### Work to be completed
Transcribe each line of the records below exactly, excluding any embedded images.

### Provided records
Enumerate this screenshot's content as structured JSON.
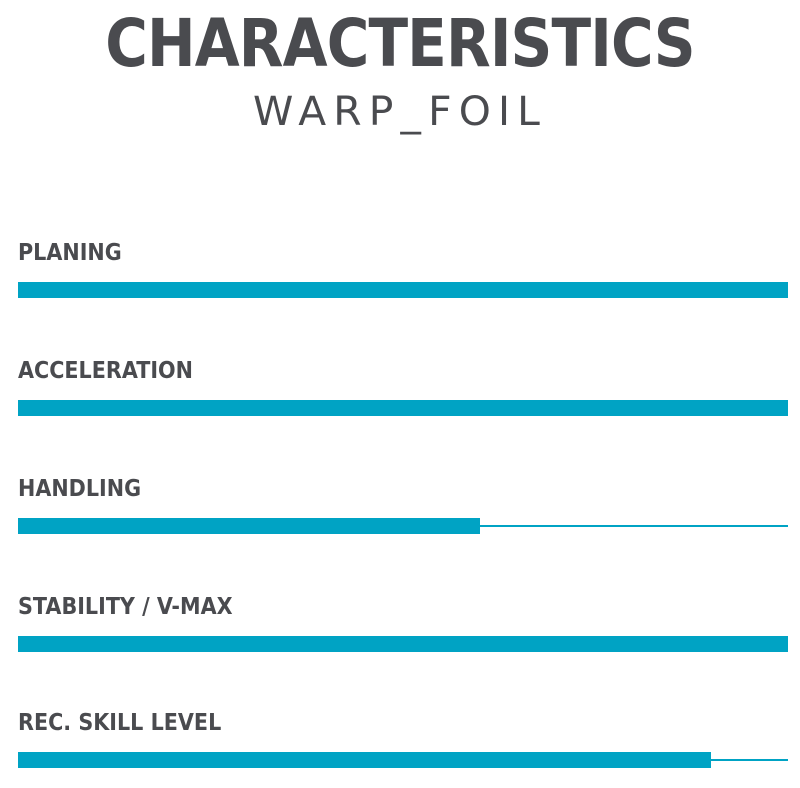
{
  "header": {
    "title": "CHARACTERISTICS",
    "subtitle": "WARP_FOIL"
  },
  "colors": {
    "text": "#4a4b4f",
    "bar": "#00a3c4",
    "background": "#ffffff"
  },
  "stats": [
    {
      "label": "PLANING",
      "fraction": 1.0
    },
    {
      "label": "ACCELERATION",
      "fraction": 1.0
    },
    {
      "label": "HANDLING",
      "fraction": 0.6
    },
    {
      "label": "STABILITY / V-MAX",
      "fraction": 1.0
    },
    {
      "label": "REC. SKILL LEVEL",
      "fraction": 0.9
    }
  ]
}
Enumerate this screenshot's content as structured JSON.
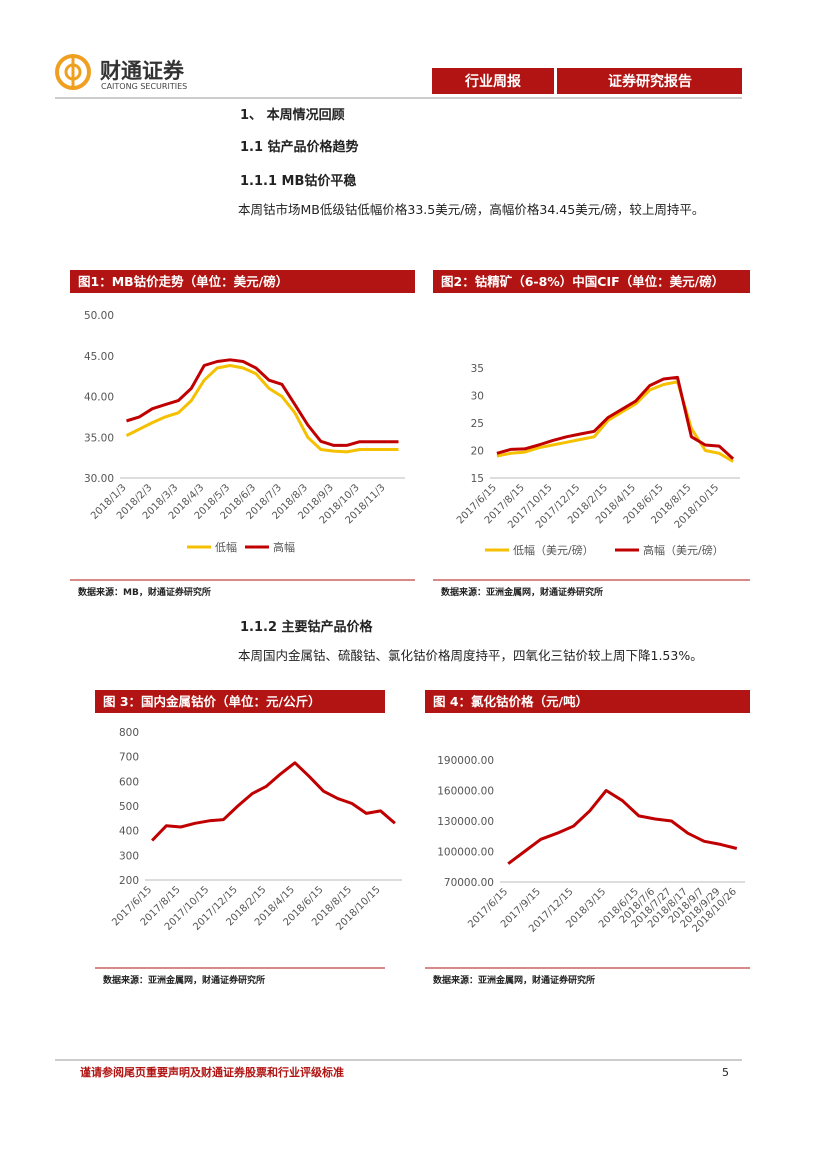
{
  "header": {
    "logo_cn": "财通证券",
    "logo_en": "CAITONG SECURITIES",
    "tab_left": "行业周报",
    "tab_right": "证券研究报告"
  },
  "body": {
    "h1": "1、 本周情况回顾",
    "h2": "1.1  钴产品价格趋势",
    "h3a": "1.1.1  MB钴价平稳",
    "p1": "本周钴市场MB低级钴低幅价格33.5美元/磅，高幅价格34.45美元/磅，较上周持平。",
    "h3b": "1.1.2  主要钴产品价格",
    "p2": "本周国内金属钴、硫酸钴、氯化钴价格周度持平，四氧化三钴价较上周下降1.53%。"
  },
  "chart_data": [
    {
      "type": "line",
      "title": "图1：MB钴价走势（单位：美元/磅）",
      "source": "数据来源：MB，财通证券研究所",
      "legend": "bottom",
      "categories": [
        "2018/1/3",
        null,
        "2018/2/3",
        null,
        "2018/3/3",
        null,
        "2018/4/3",
        null,
        "2018/5/3",
        null,
        "2018/6/3",
        null,
        "2018/7/3",
        null,
        "2018/8/3",
        null,
        "2018/9/3",
        null,
        "2018/10/3",
        null,
        "2018/11/3",
        null
      ],
      "series": [
        {
          "name": "低幅",
          "color": "#f5c000",
          "values": [
            35.2,
            36,
            36.8,
            37.5,
            38,
            39.5,
            42,
            43.5,
            43.8,
            43.5,
            42.8,
            41,
            40,
            38,
            35,
            33.5,
            33.3,
            33.2,
            33.5,
            33.5,
            33.5,
            33.5
          ]
        },
        {
          "name": "高幅",
          "color": "#c00000",
          "values": [
            37,
            37.5,
            38.5,
            39,
            39.5,
            41,
            43.8,
            44.3,
            44.5,
            44.3,
            43.5,
            42,
            41.5,
            39,
            36.5,
            34.5,
            34,
            34,
            34.45,
            34.45,
            34.45,
            34.45
          ]
        }
      ],
      "ylim": [
        30,
        50
      ],
      "yticks": [
        {
          "value": 30,
          "label": "30.00"
        },
        {
          "value": 35,
          "label": "35.00"
        },
        {
          "value": 40,
          "label": "40.00"
        },
        {
          "value": 45,
          "label": "45.00"
        },
        {
          "value": 50,
          "label": "50.00"
        }
      ]
    },
    {
      "type": "line",
      "title": "图2：钴精矿（6-8%）中国CIF（单位：美元/磅）",
      "source": "数据来源：亚洲金属网，财通证券研究所",
      "legend": "bottom",
      "categories": [
        "2017/6/15",
        null,
        "2017/8/15",
        null,
        "2017/10/15",
        null,
        "2017/12/15",
        null,
        "2018/2/15",
        null,
        "2018/4/15",
        null,
        "2018/6/15",
        null,
        "2018/8/15",
        null,
        "2018/10/15",
        null
      ],
      "series": [
        {
          "name": "低幅（美元/磅）",
          "color": "#f5c000",
          "values": [
            19,
            19.5,
            19.7,
            20.5,
            21,
            21.5,
            22,
            22.5,
            25.5,
            27,
            28.5,
            31,
            32,
            32.5,
            24,
            20,
            19.5,
            18
          ]
        },
        {
          "name": "高幅（美元/磅）",
          "color": "#c00000",
          "values": [
            19.5,
            20.2,
            20.3,
            21,
            21.8,
            22.5,
            23,
            23.5,
            26,
            27.5,
            29,
            31.8,
            33,
            33.3,
            22.5,
            21,
            20.8,
            18.5
          ]
        }
      ],
      "ylim": [
        15,
        35
      ],
      "yticks": [
        15,
        20,
        25,
        30,
        35
      ]
    },
    {
      "type": "line",
      "title": "图 3：国内金属钴价（单位：元/公斤）",
      "source": "数据来源：亚洲金属网，财通证券研究所",
      "categories": [
        "2017/6/15",
        null,
        "2017/8/15",
        null,
        "2017/10/15",
        null,
        "2017/12/15",
        null,
        "2018/2/15",
        null,
        "2018/4/15",
        null,
        "2018/6/15",
        null,
        "2018/8/15",
        null,
        "2018/10/15",
        null
      ],
      "series": [
        {
          "name": "金属钴",
          "color": "#c00000",
          "values": [
            360,
            420,
            415,
            430,
            440,
            445,
            500,
            550,
            580,
            630,
            675,
            620,
            560,
            530,
            510,
            470,
            480,
            430
          ]
        }
      ],
      "ylim": [
        200,
        800
      ],
      "yticks": [
        200,
        300,
        400,
        500,
        600,
        700,
        800
      ]
    },
    {
      "type": "line",
      "title": "图 4：氯化钴价格（元/吨）",
      "source": "数据来源：亚洲金属网，财通证券研究所",
      "categories": [
        "2017/6/15",
        null,
        "2017/9/15",
        null,
        "2017/12/15",
        null,
        "2018/3/15",
        null,
        "2018/6/15",
        "2018/7/6",
        "2018/7/27",
        "2018/8/17",
        "2018/9/7",
        "2018/9/29",
        "2018/10/26"
      ],
      "series": [
        {
          "name": "氯化钴",
          "color": "#c00000",
          "values": [
            88000,
            100000,
            112000,
            118000,
            125000,
            140000,
            160000,
            150000,
            135000,
            132000,
            130000,
            118000,
            110000,
            107000,
            103000
          ]
        }
      ],
      "ylim": [
        70000,
        190000
      ],
      "yticks": [
        {
          "value": 70000,
          "label": "70000.00"
        },
        {
          "value": 100000,
          "label": "100000.00"
        },
        {
          "value": 130000,
          "label": "130000.00"
        },
        {
          "value": 160000,
          "label": "160000.00"
        },
        {
          "value": 190000,
          "label": "190000.00"
        }
      ]
    }
  ],
  "footer": {
    "note": "谨请参阅尾页重要声明及财通证券股票和行业评级标准",
    "page": "5"
  }
}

### Complete output
Enumerate this screenshot's content as structured JSON.
{
  "header": {
    "title": "CHARACTERISTICS",
    "subtitle": "WARP_FOIL"
  },
  "colors": {
    "text": "#4a4b4f",
    "bar": "#00a3c4",
    "background": "#ffffff"
  },
  "stats": [
    {
      "label": "PLANING",
      "fraction": 1.0
    },
    {
      "label": "ACCELERATION",
      "fraction": 1.0
    },
    {
      "label": "HANDLING",
      "fraction": 0.6
    },
    {
      "label": "STABILITY / V-MAX",
      "fraction": 1.0
    },
    {
      "label": "REC. SKILL LEVEL",
      "fraction": 0.9
    }
  ]
}
Enumerate this screenshot's content as structured JSON.
{
  "header": {
    "logo_cn": "财通证券",
    "logo_en": "CAITONG SECURITIES",
    "tab_left": "行业周报",
    "tab_right": "证券研究报告"
  },
  "body": {
    "h1": "1、 本周情况回顾",
    "h2": "1.1  钴产品价格趋势",
    "h3a": "1.1.1  MB钴价平稳",
    "p1": "本周钴市场MB低级钴低幅价格33.5美元/磅，高幅价格34.45美元/磅，较上周持平。",
    "h3b": "1.1.2  主要钴产品价格",
    "p2": "本周国内金属钴、硫酸钴、氯化钴价格周度持平，四氧化三钴价较上周下降1.53%。"
  },
  "chart_data": [
    {
      "type": "line",
      "title": "图1：MB钴价走势（单位：美元/磅）",
      "source": "数据来源：MB，财通证券研究所",
      "legend": "bottom",
      "categories": [
        "2018/1/3",
        null,
        "2018/2/3",
        null,
        "2018/3/3",
        null,
        "2018/4/3",
        null,
        "2018/5/3",
        null,
        "2018/6/3",
        null,
        "2018/7/3",
        null,
        "2018/8/3",
        null,
        "2018/9/3",
        null,
        "2018/10/3",
        null,
        "2018/11/3",
        null
      ],
      "series": [
        {
          "name": "低幅",
          "color": "#f5c000",
          "values": [
            35.2,
            36,
            36.8,
            37.5,
            38,
            39.5,
            42,
            43.5,
            43.8,
            43.5,
            42.8,
            41,
            40,
            38,
            35,
            33.5,
            33.3,
            33.2,
            33.5,
            33.5,
            33.5,
            33.5
          ]
        },
        {
          "name": "高幅",
          "color": "#c00000",
          "values": [
            37,
            37.5,
            38.5,
            39,
            39.5,
            41,
            43.8,
            44.3,
            44.5,
            44.3,
            43.5,
            42,
            41.5,
            39,
            36.5,
            34.5,
            34,
            34,
            34.45,
            34.45,
            34.45,
            34.45
          ]
        }
      ],
      "ylim": [
        30,
        50
      ],
      "yticks": [
        {
          "value": 30,
          "label": "30.00"
        },
        {
          "value": 35,
          "label": "35.00"
        },
        {
          "value": 40,
          "label": "40.00"
        },
        {
          "value": 45,
          "label": "45.00"
        },
        {
          "value": 50,
          "label": "50.00"
        }
      ]
    },
    {
      "type": "line",
      "title": "图2：钴精矿（6-8%）中国CIF（单位：美元/磅）",
      "source": "数据来源：亚洲金属网，财通证券研究所",
      "legend": "bottom",
      "categories": [
        "2017/6/15",
        null,
        "2017/8/15",
        null,
        "2017/10/15",
        null,
        "2017/12/15",
        null,
        "2018/2/15",
        null,
        "2018/4/15",
        null,
        "2018/6/15",
        null,
        "2018/8/15",
        null,
        "2018/10/15",
        null
      ],
      "series": [
        {
          "name": "低幅（美元/磅）",
          "color": "#f5c000",
          "values": [
            19,
            19.5,
            19.7,
            20.5,
            21,
            21.5,
            22,
            22.5,
            25.5,
            27,
            28.5,
            31,
            32,
            32.5,
            24,
            20,
            19.5,
            18
          ]
        },
        {
          "name": "高幅（美元/磅）",
          "color": "#c00000",
          "values": [
            19.5,
            20.2,
            20.3,
            21,
            21.8,
            22.5,
            23,
            23.5,
            26,
            27.5,
            29,
            31.8,
            33,
            33.3,
            22.5,
            21,
            20.8,
            18.5
          ]
        }
      ],
      "ylim": [
        15,
        35
      ],
      "yticks": [
        15,
        20,
        25,
        30,
        35
      ]
    },
    {
      "type": "line",
      "title": "图 3：国内金属钴价（单位：元/公斤）",
      "source": "数据来源：亚洲金属网，财通证券研究所",
      "categories": [
        "2017/6/15",
        null,
        "2017/8/15",
        null,
        "2017/10/15",
        null,
        "2017/12/15",
        null,
        "2018/2/15",
        null,
        "2018/4/15",
        null,
        "2018/6/15",
        null,
        "2018/8/15",
        null,
        "2018/10/15",
        null
      ],
      "series": [
        {
          "name": "金属钴",
          "color": "#c00000",
          "values": [
            360,
            420,
            415,
            430,
            440,
            445,
            500,
            550,
            580,
            630,
            675,
            620,
            560,
            530,
            510,
            470,
            480,
            430
          ]
        }
      ],
      "ylim": [
        200,
        800
      ],
      "yticks": [
        200,
        300,
        400,
        500,
        600,
        700,
        800
      ]
    },
    {
      "type": "line",
      "title": "图 4：氯化钴价格（元/吨）",
      "source": "数据来源：亚洲金属网，财通证券研究所",
      "categories": [
        "2017/6/15",
        null,
        "2017/9/15",
        null,
        "2017/12/15",
        null,
        "2018/3/15",
        null,
        "2018/6/15",
        "2018/7/6",
        "2018/7/27",
        "2018/8/17",
        "2018/9/7",
        "2018/9/29",
        "2018/10/26"
      ],
      "series": [
        {
          "name": "氯化钴",
          "color": "#c00000",
          "values": [
            88000,
            100000,
            112000,
            118000,
            125000,
            140000,
            160000,
            150000,
            135000,
            132000,
            130000,
            118000,
            110000,
            107000,
            103000
          ]
        }
      ],
      "ylim": [
        70000,
        190000
      ],
      "yticks": [
        {
          "value": 70000,
          "label": "70000.00"
        },
        {
          "value": 100000,
          "label": "100000.00"
        },
        {
          "value": 130000,
          "label": "130000.00"
        },
        {
          "value": 160000,
          "label": "160000.00"
        },
        {
          "value": 190000,
          "label": "190000.00"
        }
      ]
    }
  ],
  "footer": {
    "note": "谨请参阅尾页重要声明及财通证券股票和行业评级标准",
    "page": "5"
  }
}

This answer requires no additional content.